> _To do_
Collect each line of the records containing the string "Parque".

==== Extracted material ====

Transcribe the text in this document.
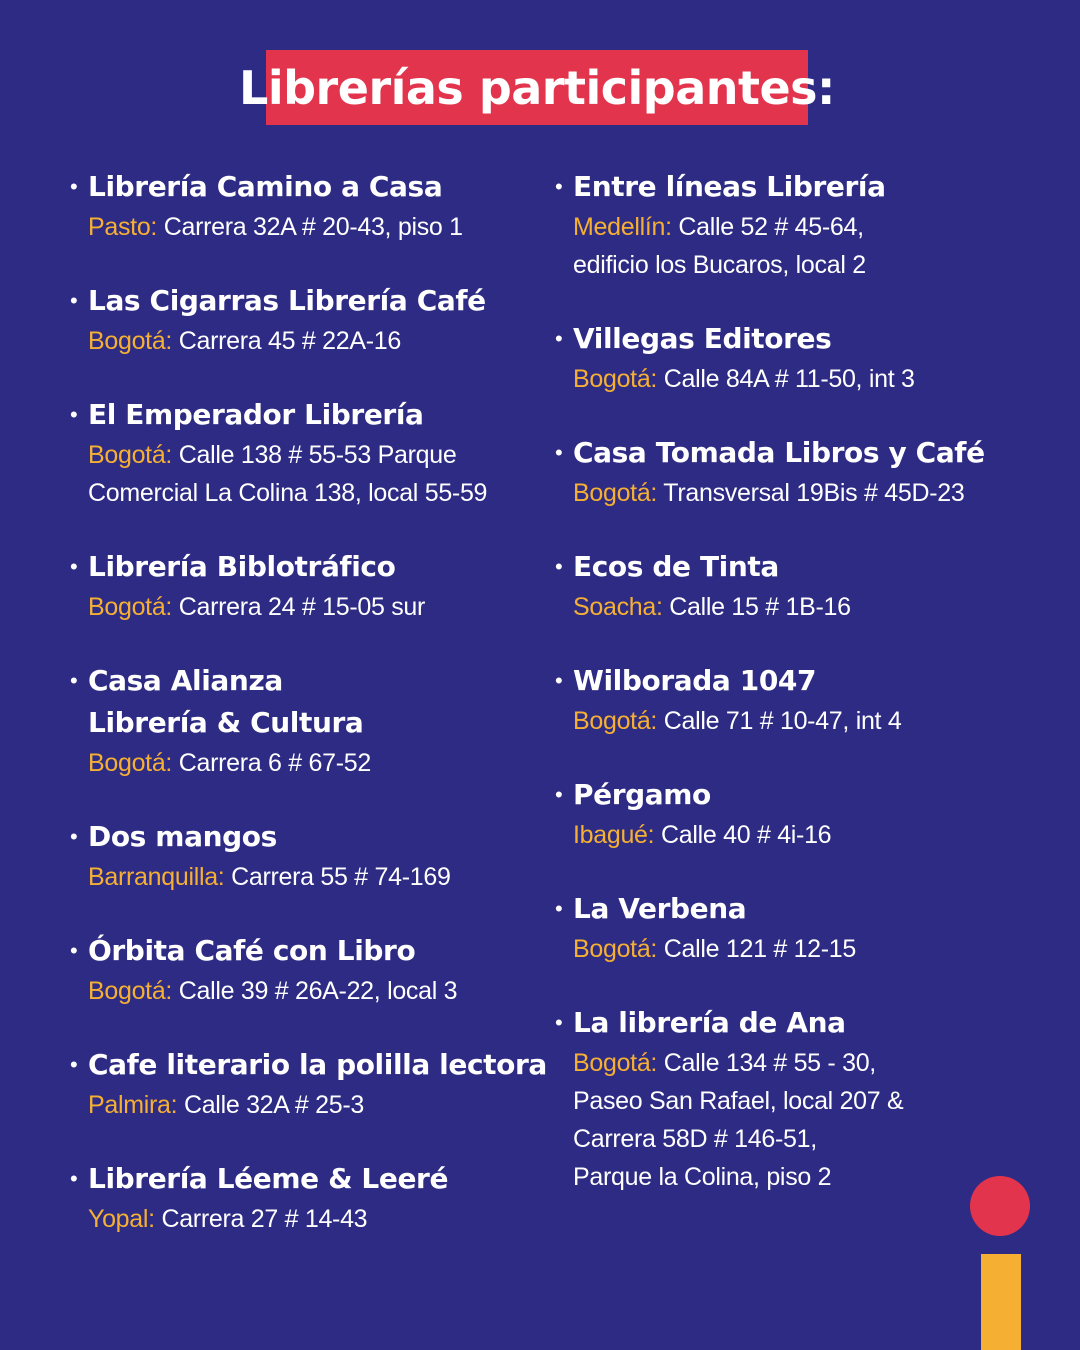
Librerías participantes:
• Librería Camino a Casa
Pasto: Carrera 32A # 20-43, piso 1
• Las Cigarras Librería Café
Bogotá: Carrera 45 # 22A-16
• El Emperador Librería
Bogotá: Calle 138 # 55-53 Parque
Comercial La Colina 138, local 55-59
• Librería Biblotráfico
Bogotá: Carrera 24 # 15-05 sur
• Casa Alianza
Librería & Cultura
Bogotá: Carrera 6 # 67-52
• Dos mangos
Barranquilla: Carrera 55 # 74-169
• Órbita Café con Libro
Bogotá: Calle 39 # 26A-22, local 3
• Cafe literario la polilla lectora
Palmira: Calle 32A # 25-3
• Librería Léeme & Leeré
Yopal: Carrera 27 # 14-43
• Entre líneas Librería
Medellín: Calle 52 # 45-64,
edificio los Bucaros, local 2
• Villegas Editores
Bogotá: Calle 84A # 11-50, int 3
• Casa Tomada Libros y Café
Bogotá: Transversal 19Bis # 45D-23
• Ecos de Tinta
Soacha: Calle 15 # 1B-16
• Wilborada 1047
Bogotá: Calle 71 # 10-47, int 4
• Pérgamo
Ibagué: Calle 40 # 4i-16
• La Verbena
Bogotá: Calle 121 # 12-15
• La librería de Ana
Bogotá: Calle 134 # 55 - 30,
Paseo San Rafael, local 207 &
Carrera 58D # 146-51,
Parque la Colina, piso 2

====

> _Answer for the task_
Bogotá: Calle 138 # 55-53 Parque
Parque la Colina, piso 2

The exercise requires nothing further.